Dans notre fratrie, Norbert Ntonfo, plus connu du grand public sous l’appellation d’André Ntonfo et moi sommes nés, mais peu de gens le savent, de deux mères différentes mais d’un même père, fût-il spirituel, le nommé Louis-Marie Nkwayep.

Qu’il me soit permis d’entrée de jeu de souligner que tout témoignage contient nécessairement une lacune, le témoin intégral étant celui qui ne peut témoigner. C’est dire que ce qui suit n’est au fond que la manifestation de l’impossibilité de témoigner, cependant nécessaire, d’autant plus que l’ami est un autre soi-même avec lequel on partage le fait d’exister et c’est pourquoi l’amitié ouvre l’espace d’une communauté et d’une politique qui précèdent toute identité et tout partage.

Alors que je suis le produit de l’école publique, soumis aux travaux des champs et initié aux diverses facettes du métier de notre père, enseignant et directeur d’école, Norbert, quant à lui est envoyé à l’école catholique, puis à l’internat des séminaires et n’en sortira qu’après un an de scolasticat. C’est alors que nous nous retrouvons dans un duplex à Yaoundé où j’avais entrepris un an plus tôt des études de lettres. Norbert s’inscrit lui aussi en propédeutique lettres alors que j’entrais, quant à moi, en 2e année. Nous nous retrouvons, lui, moi et le frère aîné Emmanuel Mbouguen, étudiant en droit, avec qui je partageais déjà un plus petit appartement l’année d’avant.

Désormais, nous sommes donc sur une même trajectoire même si j’ai une petite longueur d’avance sur Norbert. Mais je comprends aussi assez vite que l’identité et les habitus de l’ancien pensionnaire des prêtres catholiques qu’il arborait et donc j’ignorais tout, étaient pas mal éloignés des miens, enfant de quartier, pour faire simple. C’est ainsi que je réalise assez rapidement que je me dois non seulement d’apprendre véritablement à le connaître mais aussi et surtout à comprendre qu’il avait dû séjourner, qu’importe les turbulences des luttes pour l’indépendance du Cameroun, dans un environnement moins rugueux que celui du « monde » où j’avais grandi. Avec Emmanuel Mbouguen, nous devions gérer notre vivre ensemble, cotiser pour payer le loyer, budgétiser notre alimentation et surtout faire le ménage et la cuisine à tour de rôle. Norbert n’hésitait point à contribuer au budget et à participer aux autres corvées. Mais lorsqu’il s’agissait de faire la cuisine, il proposa pudiquement de nous laisser son tour et de compenser en allant puiser de l’eau pour ravitailler la maison. Et voilà qui faisait l’affaire d’Emmanuel qui adorait jouer au chef coq même si Norbert finit par protester parce qu’Emmanuel se livrait à une stratégie que nous baptiserons « technique de l’enchaînement ». La méthode consistait à prendre le tour de Norbert et à préparer deux repas en un avec quelques variantes. Le frère Ntonfo trouvait le stratagème d’autant plus injuste que le ravitaillement en eau n’était point une sinécure ! Les malentendus se poursuivront lorsque vint le moment de songer à commercer de diverses manières avec la gent féminine. Alors qu’Emmanuel et moi discutions à cœur ouvert de nos approches de séduction, il fallait le bousculer pour qu’il lève le moindre pan de voile sur ses initiatives. Je n’en dirais pas davantage, car je fais confiance à vos imaginations !

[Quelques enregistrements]
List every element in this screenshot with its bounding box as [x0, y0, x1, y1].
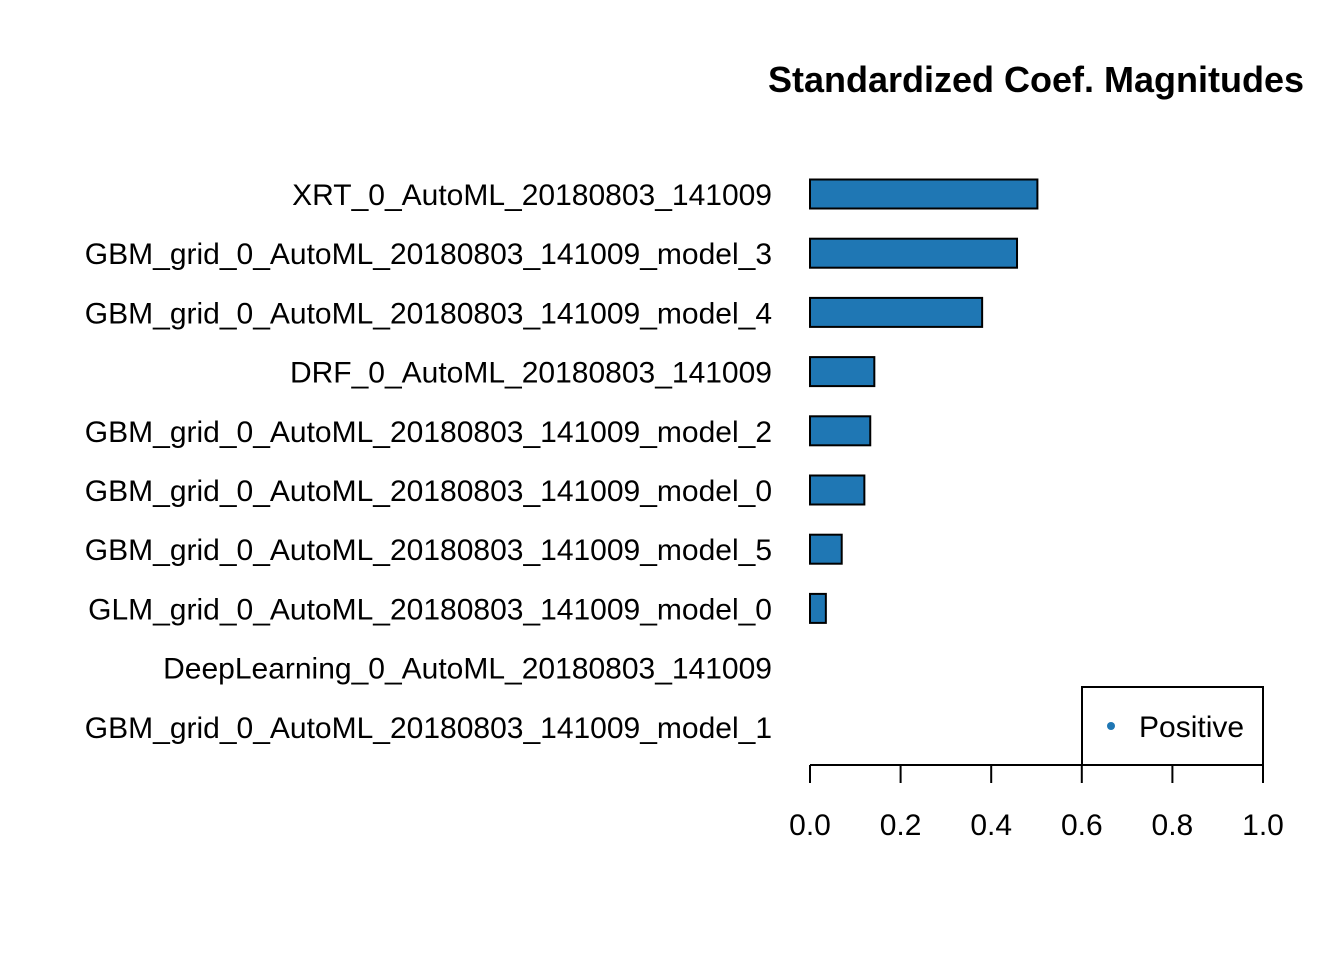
x-tick-label: 0.6: [1061, 809, 1103, 842]
legend: Positive: [1081, 686, 1264, 766]
x-axis: 0.0 0.2 0.4 0.6 0.8 1.0: [789, 764, 1284, 842]
bar: [809, 592, 827, 624]
category-label: GBM_grid_0_AutoML_20180803_141009_model_…: [85, 238, 772, 271]
legend-swatch-positive: [1107, 722, 1115, 730]
bar: [809, 474, 866, 506]
chart-title: Standardized Coef. Magnitudes: [768, 59, 1304, 100]
category-label: GBM_grid_0_AutoML_20180803_141009_model_…: [85, 712, 772, 745]
bar: [809, 296, 984, 328]
category-label: DeepLearning_0_AutoML_20180803_141009: [163, 653, 772, 686]
bar: [809, 237, 1019, 269]
bar: [809, 356, 876, 388]
category-labels: XRT_0_AutoML_20180803_141009 GBM_grid_0_A…: [85, 179, 772, 745]
category-label: GBM_grid_0_AutoML_20180803_141009_model_…: [85, 475, 772, 508]
bar: [809, 415, 872, 447]
bar: [809, 178, 1039, 210]
bar: [809, 533, 843, 565]
x-tick-label: 0.4: [970, 809, 1012, 842]
category-label: DRF_0_AutoML_20180803_141009: [290, 357, 772, 390]
category-label: GBM_grid_0_AutoML_20180803_141009_model_…: [85, 297, 772, 330]
bars-group: [809, 178, 1039, 624]
category-label: GBM_grid_0_AutoML_20180803_141009_model_…: [85, 416, 772, 449]
x-tick-label: 0.8: [1152, 809, 1194, 842]
x-tick-label: 0.0: [789, 809, 831, 842]
category-label: GLM_grid_0_AutoML_20180803_141009_model_…: [88, 593, 772, 626]
category-label: XRT_0_AutoML_20180803_141009: [292, 179, 772, 212]
legend-box: [1081, 686, 1264, 766]
category-label: GBM_grid_0_AutoML_20180803_141009_model_…: [85, 534, 772, 567]
x-tick-label: 1.0: [1242, 809, 1284, 842]
legend-label-positive: Positive: [1139, 711, 1244, 744]
x-tick-label: 0.2: [880, 809, 922, 842]
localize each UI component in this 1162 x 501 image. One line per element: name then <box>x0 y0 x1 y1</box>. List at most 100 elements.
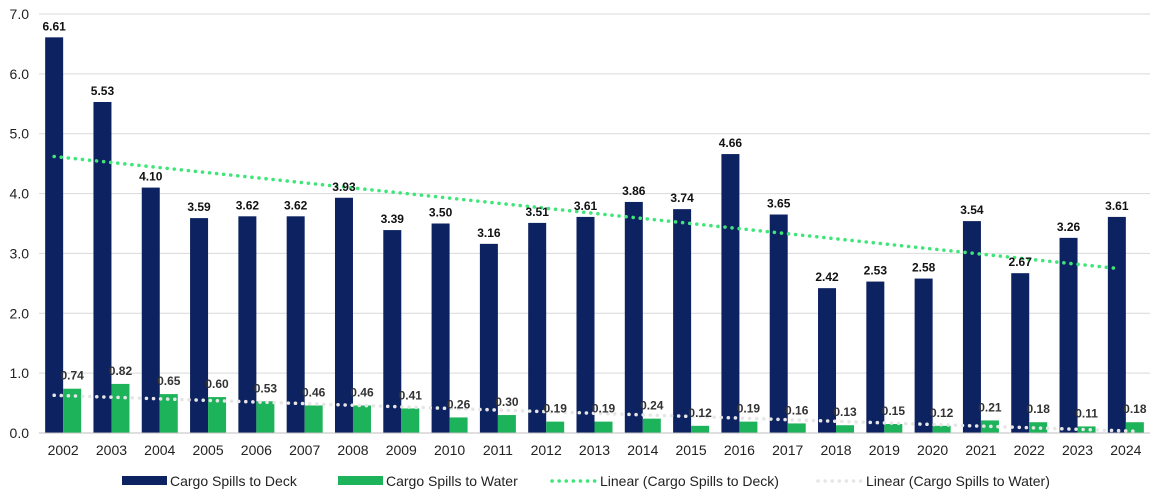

* **EXERCICES À TRAITER**:
[a] Selon le passage proposé, quelles études le frère aîné Emmanuel Mbouguen suivait-il ?
[b] Réécrivez plus brièvement le paragraphe du passage proposé qui commence par « Alors que je suis le produit de l’école publique », en conservant ses faits principaux.
[c] Poursuivez le récit sur Norbert Ntonfo à partir de sa dernière phrase.

* **RÉPONSES PAR EXERCICE**:
[a] Il était étudiant en droit.

[b] J’ai fréquenté l’école publique, travaillé aux champs et appris le métier de notre père, enseignant et directeur d’école. Norbert est passé par l’école catholique, puis par l’internat des séminaires, jusqu’à un an de scolasticat. Nous nous retrouvons ensuite dans un duplex à Yaoundé, où j’étudiais les lettres depuis un an. Norbert s’inscrit en propédeutique lettres pendant que j’entre en 2e année. Nous y vivons avec notre frère aîné Emmanuel Mbouguen, étudiant en droit, avec qui je partageais déjà un plus petit appartement l’année précédente.

[c]
A la fin de notre parcours à l’Université Fédérale du Cameroun d’alors, nous fûmes tous les deux téléguidés et soutenus par le très regretté professeur Thomas Melone pour poursuivre des études doctorales en France. Et c’est tout naturellement qu’au terme de son parcours et pour assouvir nos rêves d’explorer le monde, il fait une tentative d’insertion à Dakar (Sénégal), puis à Bangui (République Centrafricaine) alors que moi je suis en Amérique du Nord où j’essaie de mon mieux d’apprendre le métier sans oublier de le connecter aux divers réseaux professionnels de publications scientifiques. Ainsi en alla-t-il de sa thèse de 3è cycle publiée au Canada en 1982, de sa thèse d’État publiée aux USA en 1997 et de plusieurs articles de revue. Mais comme nous avions toujours ambitionné d’accumuler le savoir pour le mettre au service du Cameroun, il me précéda au pays et c’est naturellement chez le frère Norbert que je débarquai non seulement après ma soutenance de thèse d’État en 1981, mais surtout après mon recrutement en 1984. Obtenir un logement à mon retour fut une odyssée mais toute ma famille était au chaud dans l’appartement que le frère occupait avec sa progéniture à Mimboman.

Notre carrière à l’Université de Yaoundé dans les années 1980 et au début des années 1990 est une véritable épopée du fait que nous faisions l’objet de toutes sortes de soupçons d’une certaine hiérarchie qui nous accusait de tous les maux. Pour performants que nous puissions être, notre travail était presque constamment invalidé parce qu’on nous faisait grief d’être du même village pour ne pas dire de la même famille. Cherchez l’erreur!!!. Nous résistâmes comme nous avons pu, en construisant un bloc de rigueur, d’exemplarité et d’éthique dans l’exercice de notre profession. Pour tout dire, nous survécûmes grâce à la qualité de notre rendement et à la puissance de notre réseau de relations dans diverses universités dont l’un des temps forts fut notre séjour comme Fulbright Scholar à l’Université de New York à Albany, sous l’impulsion de la très aimable collègue Éloise Brière. Mais pourquoi ne pas vous le dire : lorsque je recommandai le frère Norbert pour prendre mon relais à Albany, il hésita longuement et quand je m’approchai de lui pour savoir d’où venait le blocage, il me répondit avec une imperturbable sérénité :  « j’ai seulement peur d’y aller et une fois mon installation achevée, d’apprendre que ma mère a passé l’arme à gauche ». Ainsi était le frère Ntonfo, parfois déroutant, déconcertant à la limite ! En tout cas, la vénérable Messeu Mefeu Kouaya, bien que grabataire, attendra patiemment le retour de son fils chéri pour rendre l’âme.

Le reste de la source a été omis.